Work to be completed: Copy out, from the entries below, each line holding the string "免除后顾之忧".

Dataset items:
>>
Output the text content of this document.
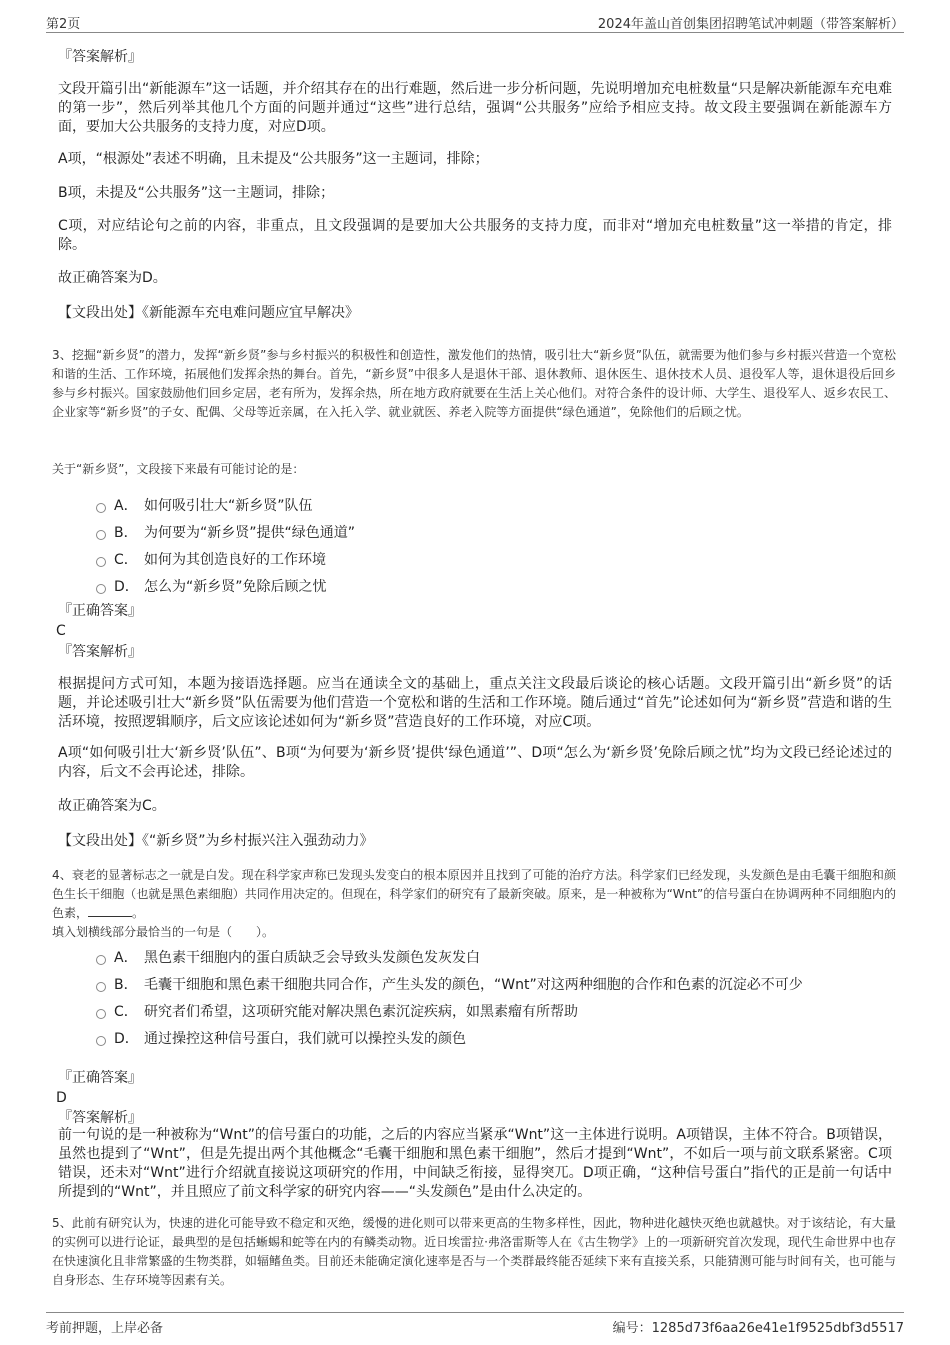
第2页	2024年盖山首创集团招聘笔试冲刺题（带答案解析）
『答案解析』

文段开篇引出“新能源车”这一话题，并介绍其存在的出行难题，然后进一步分析问题，先说明增加充电桩数量“只是解决新能源车充电难的第一步”，然后列举其他几个方面的问题并通过“这些”进行总结，强调“公共服务”应给予相应支持。故文段主要强调在新能源车方面，要加大公共服务的支持力度，对应D项。

A项，“根源处”表述不明确，且未提及“公共服务”这一主题词，排除；

B项，未提及“公共服务”这一主题词，排除；

C项，对应结论句之前的内容，非重点，且文段强调的是要加大公共服务的支持力度，而非对“增加充电桩数量”这一举措的肯定，排除。

故正确答案为D。

【文段出处】《新能源车充电难问题应宜早解决》

3、挖掘“新乡贤”的潜力，发挥“新乡贤”参与乡村振兴的积极性和创造性，激发他们的热情，吸引壮大“新乡贤”队伍，就需要为他们参与乡村振兴营造一个宽松和谐的生活、工作环境，拓展他们发挥余热的舞台。首先，“新乡贤”中很多人是退休干部、退休教师、退休医生、退休技术人员、退役军人等，退休退役后回乡参与乡村振兴。国家鼓励他们回乡定居，老有所为，发挥余热，所在地方政府就要在生活上关心他们。对符合条件的设计师、大学生、退役军人、返乡农民工、企业家等“新乡贤”的子女、配偶、父母等近亲属，在入托入学、就业就医、养老入院等方面提供“绿色通道”，免除他们的后顾之忧。

关于“新乡贤”，文段接下来最有可能讨论的是：

A． 如何吸引壮大“新乡贤”队伍
B． 为何要为“新乡贤”提供“绿色通道”
C． 如何为其创造良好的工作环境
D． 怎么为“新乡贤”免除后顾之忧
『正确答案』
C
『答案解析』

根据提问方式可知，本题为接语选择题。应当在通读全文的基础上，重点关注文段最后谈论的核心话题。文段开篇引出“新乡贤”的话题，并论述吸引壮大“新乡贤”队伍需要为他们营造一个宽松和谐的生活和工作环境。随后通过“首先”论述如何为“新乡贤”营造和谐的生活环境，按照逻辑顺序，后文应该论述如何为“新乡贤”营造良好的工作环境，对应C项。

A项“如何吸引壮大‘新乡贤’队伍”、B项“为何要为‘新乡贤’提供‘绿色通道’”、D项“怎么为‘新乡贤’免除后顾之忧”均为文段已经论述过的内容，后文不会再论述，排除。

故正确答案为C。

【文段出处】《“新乡贤”为乡村振兴注入强劲动力》

4、衰老的显著标志之一就是白发。现在科学家声称已发现头发变白的根本原因并且找到了可能的治疗方法。科学家们已经发现，头发颜色是由毛囊干细胞和颜色生长干细胞（也就是黑色素细胞）共同作用决定的。但现在，科学家们的研究有了最新突破。原来，是一种被称为“Wnt”的信号蛋白在协调两种不同细胞内的色素，	。

填入划横线部分最恰当的一句是（　　）。

A． 黑色素干细胞内的蛋白质缺乏会导致头发颜色发灰发白
B． 毛囊干细胞和黑色素干细胞共同合作，产生头发的颜色，“Wnt”对这两种细胞的合作和色素的沉淀必不可少
C． 研究者们希望，这项研究能对解决黑色素沉淀疾病，如黑素瘤有所帮助
D． 通过操控这种信号蛋白，我们就可以操控头发的颜色
『正确答案』
D
『答案解析』

前一句说的是一种被称为“Wnt”的信号蛋白的功能，之后的内容应当紧承“Wnt”这一主体进行说明。A项错误，主体不符合。B项错误，虽然也提到了“Wnt”，但是先提出两个其他概念“毛囊干细胞和黑色素干细胞”，然后才提到“Wnt”，不如后一项与前文联系紧密。C项错误，还未对“Wnt”进行介绍就直接说这项研究的作用，中间缺乏衔接，显得突兀。D项正确，“这种信号蛋白”指代的正是前一句话中所提到的“Wnt”，并且照应了前文科学家的研究内容——“头发颜色”是由什么决定的。

5、此前有研究认为，快速的进化可能导致不稳定和灭绝，缓慢的进化则可以带来更高的生物多样性，因此，物种进化越快灭绝也就越快。对于该结论，有大量的实例可以进行论证，最典型的是包括蜥蜴和蛇等在内的有鳞类动物。近日埃雷拉·弗洛雷斯等人在《古生物学》上的一项新研究首次发现，现代生命世界中也存在快速演化且非常繁盛的生物类群，如辐鳍鱼类。目前还未能确定演化速率是否与一个类群最终能否延续下来有直接关系，只能猜测可能与时间有关，也可能与自身形态、生存环境等因素有关。

考前押题，上岸必备	编号：1285d73f6aa26e41e1f9525dbf3d5517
<<
Written response:
D． 怎么为“新乡贤”免除后顾之忧
A项“如何吸引壮大‘新乡贤’队伍”、B项“为何要为‘新乡贤’提供‘绿色通道’”、D项“怎么为‘新乡贤’免除后顾之忧”均为文段已经论述过的内容，后文不会再论述，排除。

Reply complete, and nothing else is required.